__Task brief__. Do not copy the pictures; transcribe all other material exactly.

(A block of data)
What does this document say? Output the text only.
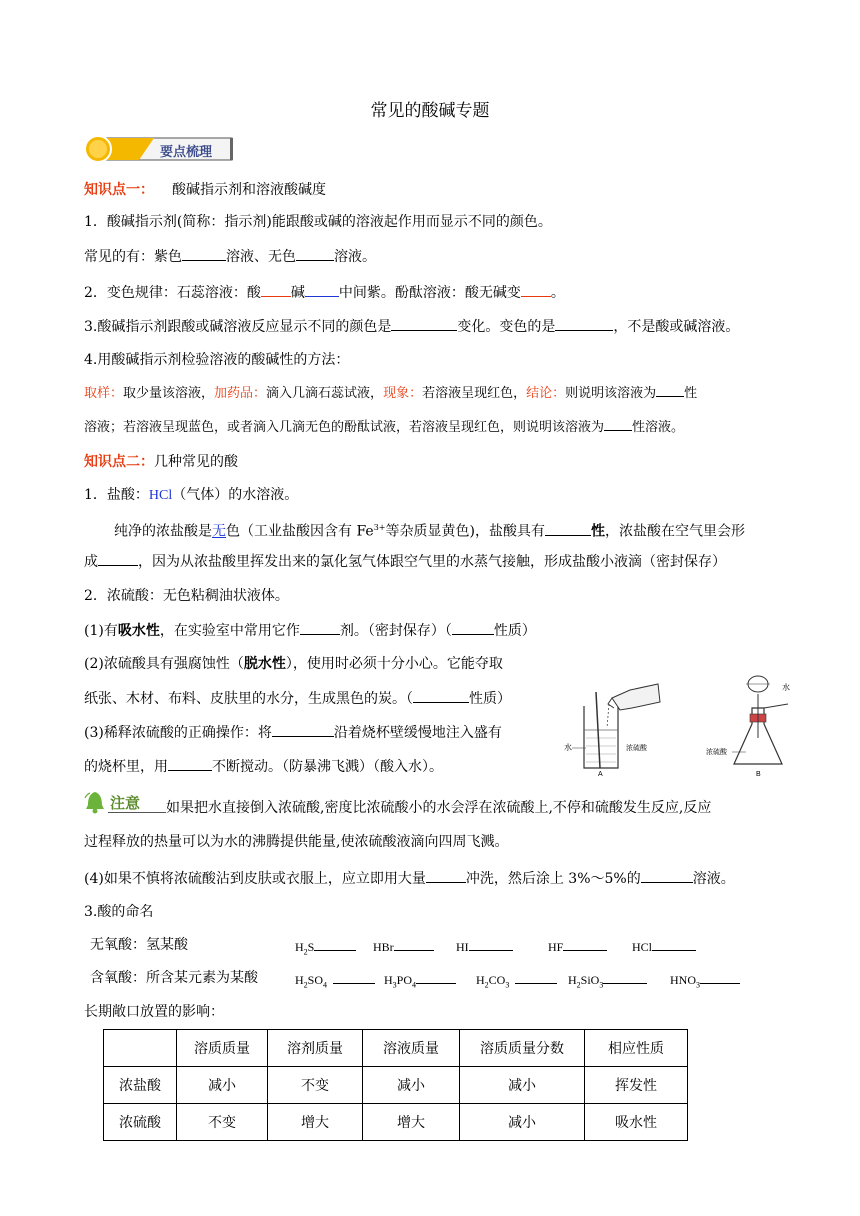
常见的酸碱专题
要点梳理
知识点一： 酸碱指示剂和溶液酸碱度
1．酸碱指示剂(简称：指示剂)能跟酸或碱的溶液起作用而显示不同的颜色。
常见的有：紫色	溶液、无色	溶液。
2．变色规律：石蕊溶液：酸 碱 中间紫。酚酞溶液：酸无碱变 。
3.酸碱指示剂跟酸或碱溶液反应显示不同的颜色是	变化。变色的是	，不是酸或碱溶液。
4.用酸碱指示剂检验溶液的酸碱性的方法：
取样：取少量该溶液，加药品：滴入几滴石蕊试液，现象：若溶液呈现红色，结论：则说明该溶液为 性
溶液；若溶液呈现蓝色，或者滴入几滴无色的酚酞试液，若溶液呈现红色，则说明该溶液为 性溶液。
知识点二：几种常见的酸
1．盐酸：HCl（气体）的水溶液。
纯净的浓盐酸是无色（工业盐酸因含有 $Fe^{3+}$等杂质显黄色)，盐酸具有	性，浓盐酸在空气里会形
成	，因为从浓盐酸里挥发出来的氯化氢气体跟空气里的水蒸气接触，形成盐酸小液滴（密封保存）
2．浓硫酸：无色粘稠油状液体。
(1)有吸水性，在实验室中常用它作	剂。（密封保存）（	性质）
(2)浓硫酸具有强腐蚀性（脱水性），使用时必须十分小心。它能夺取
纸张、木材、布料、皮肤里的水分，生成黑色的炭。（	性质）
(3)稀释浓硫酸的正确操作：将	沿着烧杯壁缓慢地注入盛有
的烧杯里，用	不断搅动。（防暴沸飞溅）（酸入水）。
水	浓硫酸
A
水
浓硫酸
B
注意 如果把水直接倒入浓硫酸,密度比浓硫酸小的水会浮在浓硫酸上,不停和硫酸发生反应,反应
过程释放的热量可以为水的沸腾提供能量,使浓硫酸液滴向四周飞溅。
(4)如果不慎将浓硫酸沾到皮肤或衣服上，应立即用大量	冲洗，然后涂上 3%～5%的	溶液。
3.酸的命名
无氧酸：氢某酸	$H_2S$	HBr	HI	HF	HCl
含氧酸：所含某元素为某酸	$H_2SO_4$	$H_3PO_4$	$H_2CO_3$	$H_2SiO_3$	$HNO_3$
长期敞口放置的影响：
	溶质质量	溶剂质量	溶液质量	溶质质量分数	相应性质
浓盐酸	减小	不变	减小	减小	挥发性
浓硫酸	不变	增大	增大	减小	吸水性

__Expected answer__.
What does this document say? Output the text only.
常见的酸碱专题
要点梳理
知识点一： 酸碱指示剂和溶液酸碱度
1．酸碱指示剂(简称：指示剂)能跟酸或碱的溶液起作用而显示不同的颜色。
常见的有：紫色	溶液、无色	溶液。
2．变色规律：石蕊溶液：酸 碱 中间紫。酚酞溶液：酸无碱变 。
3.酸碱指示剂跟酸或碱溶液反应显示不同的颜色是	变化。变色的是	，不是酸或碱溶液。
4.用酸碱指示剂检验溶液的酸碱性的方法：
取样：取少量该溶液，加药品：滴入几滴石蕊试液，现象：若溶液呈现红色，结论：则说明该溶液为 性
溶液；若溶液呈现蓝色，或者滴入几滴无色的酚酞试液，若溶液呈现红色，则说明该溶液为 性溶液。
知识点二：几种常见的酸
1．盐酸：HCl（气体）的水溶液。
纯净的浓盐酸是无色（工业盐酸因含有 $Fe^{3+}$等杂质显黄色)，盐酸具有	性，浓盐酸在空气里会形
成	，因为从浓盐酸里挥发出来的氯化氢气体跟空气里的水蒸气接触，形成盐酸小液滴（密封保存）
2．浓硫酸：无色粘稠油状液体。
(1)有吸水性，在实验室中常用它作	剂。（密封保存）（	性质）
(2)浓硫酸具有强腐蚀性（脱水性），使用时必须十分小心。它能夺取
纸张、木材、布料、皮肤里的水分，生成黑色的炭。（	性质）
(3)稀释浓硫酸的正确操作：将	沿着烧杯壁缓慢地注入盛有
的烧杯里，用	不断搅动。（防暴沸飞溅）（酸入水）。
水	浓硫酸
A
水
浓硫酸
B
注意 如果把水直接倒入浓硫酸,密度比浓硫酸小的水会浮在浓硫酸上,不停和硫酸发生反应,反应
过程释放的热量可以为水的沸腾提供能量,使浓硫酸液滴向四周飞溅。
(4)如果不慎将浓硫酸沾到皮肤或衣服上，应立即用大量	冲洗，然后涂上 3%～5%的	溶液。
3.酸的命名
无氧酸：氢某酸	$H_2S$	HBr	HI	HF	HCl
含氧酸：所含某元素为某酸	$H_2SO_4$	$H_3PO_4$	$H_2CO_3$	$H_2SiO_3$	$HNO_3$
长期敞口放置的影响：
	溶质质量	溶剂质量	溶液质量	溶质质量分数	相应性质
浓盐酸	减小	不变	减小	减小	挥发性
浓硫酸	不变	增大	增大	减小	吸水性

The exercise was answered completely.